### [Task]
Reproduce the entries word for word, and omit any picture you find in them.

### [Dataset records]
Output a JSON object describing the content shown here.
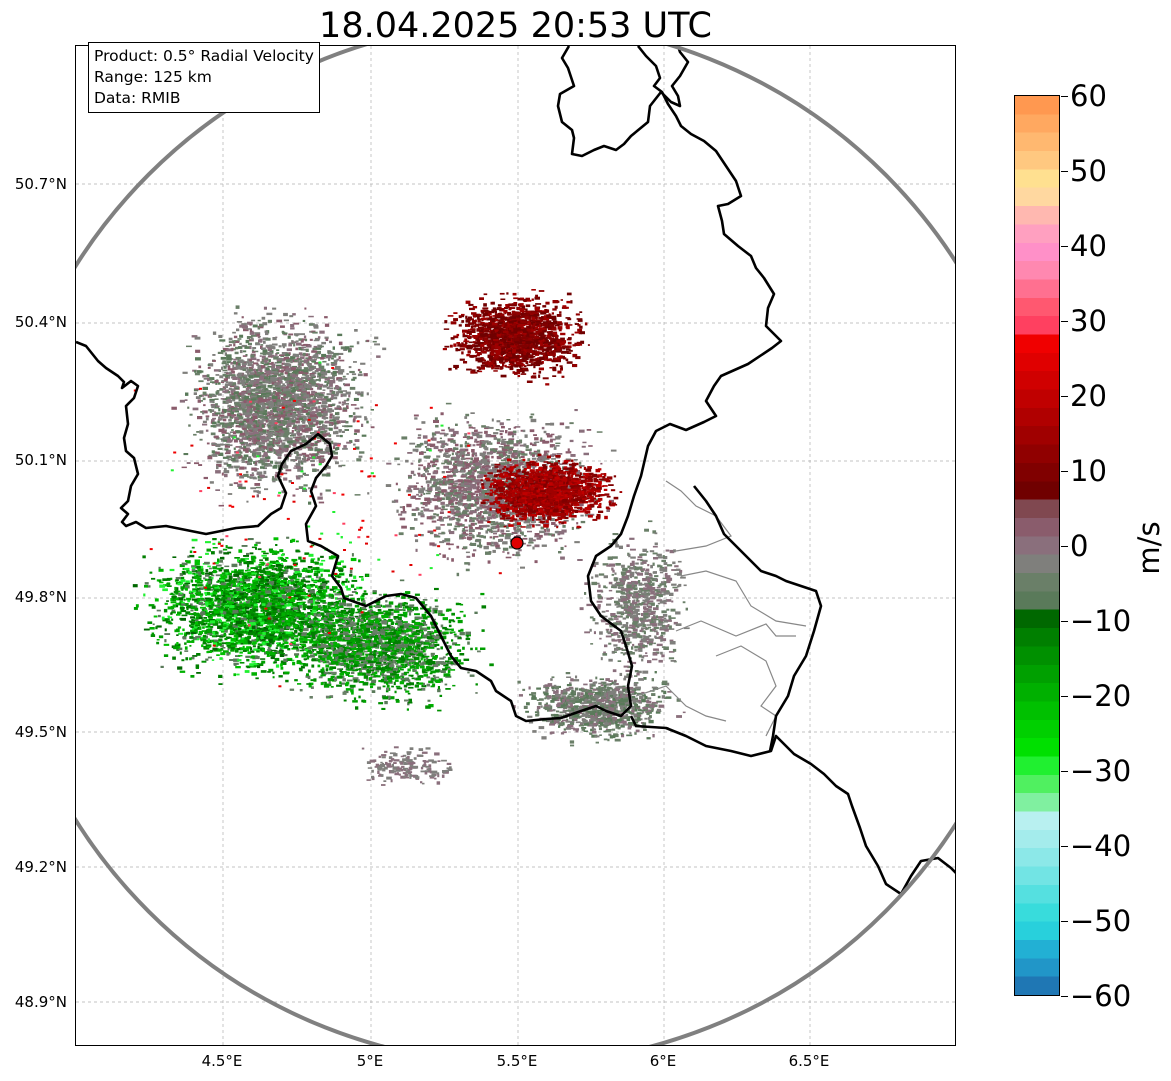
{
  "title": "18.04.2025 20:53 UTC",
  "info": {
    "product": "Product: 0.5° Radial Velocity",
    "range": "Range: 125 km",
    "source": "Data: RMIB"
  },
  "lat_labels": [
    "50.7°N",
    "50.4°N",
    "50.1°N",
    "49.8°N",
    "49.5°N",
    "49.2°N",
    "48.9°N"
  ],
  "lon_labels": [
    "4.5°E",
    "5°E",
    "5.5°E",
    "6°E",
    "6.5°E"
  ],
  "colorbar": {
    "unit": "m/s",
    "ticks": [
      "60",
      "50",
      "40",
      "30",
      "20",
      "10",
      "0",
      "−10",
      "−20",
      "−30",
      "−40",
      "−50",
      "−60"
    ],
    "min": -60,
    "max": 60,
    "colors": [
      "#1f77b4",
      "#2196c8",
      "#22b0d4",
      "#28d0dc",
      "#38dcdc",
      "#55e0e0",
      "#72e4e4",
      "#8ce8e8",
      "#a4ecec",
      "#b8f0f0",
      "#80f0a0",
      "#50f060",
      "#20f030",
      "#00e000",
      "#00d000",
      "#00c000",
      "#00b000",
      "#00a000",
      "#009000",
      "#007f00",
      "#006800",
      "#5a7a5a",
      "#6a7f68",
      "#7f7f7c",
      "#8a6f7c",
      "#8a5c6c",
      "#804850",
      "#700000",
      "#800000",
      "#900000",
      "#a00000",
      "#b00000",
      "#c00000",
      "#d00000",
      "#e00000",
      "#f00000",
      "#ff4060",
      "#ff5870",
      "#ff7090",
      "#ff88b0",
      "#ff90c8",
      "#ffa0c0",
      "#ffb8b0",
      "#ffd8a0",
      "#ffe090",
      "#ffc880",
      "#ffb870",
      "#ffa860",
      "#ff9850"
    ]
  },
  "marker": {
    "color": "#e00000"
  }
}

### [Task output]
Output a JSON object describing the content shown here.
{
  "title": "18.04.2025 20:53 UTC",
  "info": {
    "product": "Product: 0.5° Radial Velocity",
    "range": "Range: 125 km",
    "source": "Data: RMIB"
  },
  "lat_labels": [
    "50.7°N",
    "50.4°N",
    "50.1°N",
    "49.8°N",
    "49.5°N",
    "49.2°N",
    "48.9°N"
  ],
  "lon_labels": [
    "4.5°E",
    "5°E",
    "5.5°E",
    "6°E",
    "6.5°E"
  ],
  "colorbar": {
    "unit": "m/s",
    "ticks": [
      "60",
      "50",
      "40",
      "30",
      "20",
      "10",
      "0",
      "−10",
      "−20",
      "−30",
      "−40",
      "−50",
      "−60"
    ],
    "min": -60,
    "max": 60,
    "colors": [
      "#1f77b4",
      "#2196c8",
      "#22b0d4",
      "#28d0dc",
      "#38dcdc",
      "#55e0e0",
      "#72e4e4",
      "#8ce8e8",
      "#a4ecec",
      "#b8f0f0",
      "#80f0a0",
      "#50f060",
      "#20f030",
      "#00e000",
      "#00d000",
      "#00c000",
      "#00b000",
      "#00a000",
      "#009000",
      "#007f00",
      "#006800",
      "#5a7a5a",
      "#6a7f68",
      "#7f7f7c",
      "#8a6f7c",
      "#8a5c6c",
      "#804850",
      "#700000",
      "#800000",
      "#900000",
      "#a00000",
      "#b00000",
      "#c00000",
      "#d00000",
      "#e00000",
      "#f00000",
      "#ff4060",
      "#ff5870",
      "#ff7090",
      "#ff88b0",
      "#ff90c8",
      "#ffa0c0",
      "#ffb8b0",
      "#ffd8a0",
      "#ffe090",
      "#ffc880",
      "#ffb870",
      "#ffa860",
      "#ff9850"
    ]
  },
  "marker": {
    "color": "#e00000"
  }
}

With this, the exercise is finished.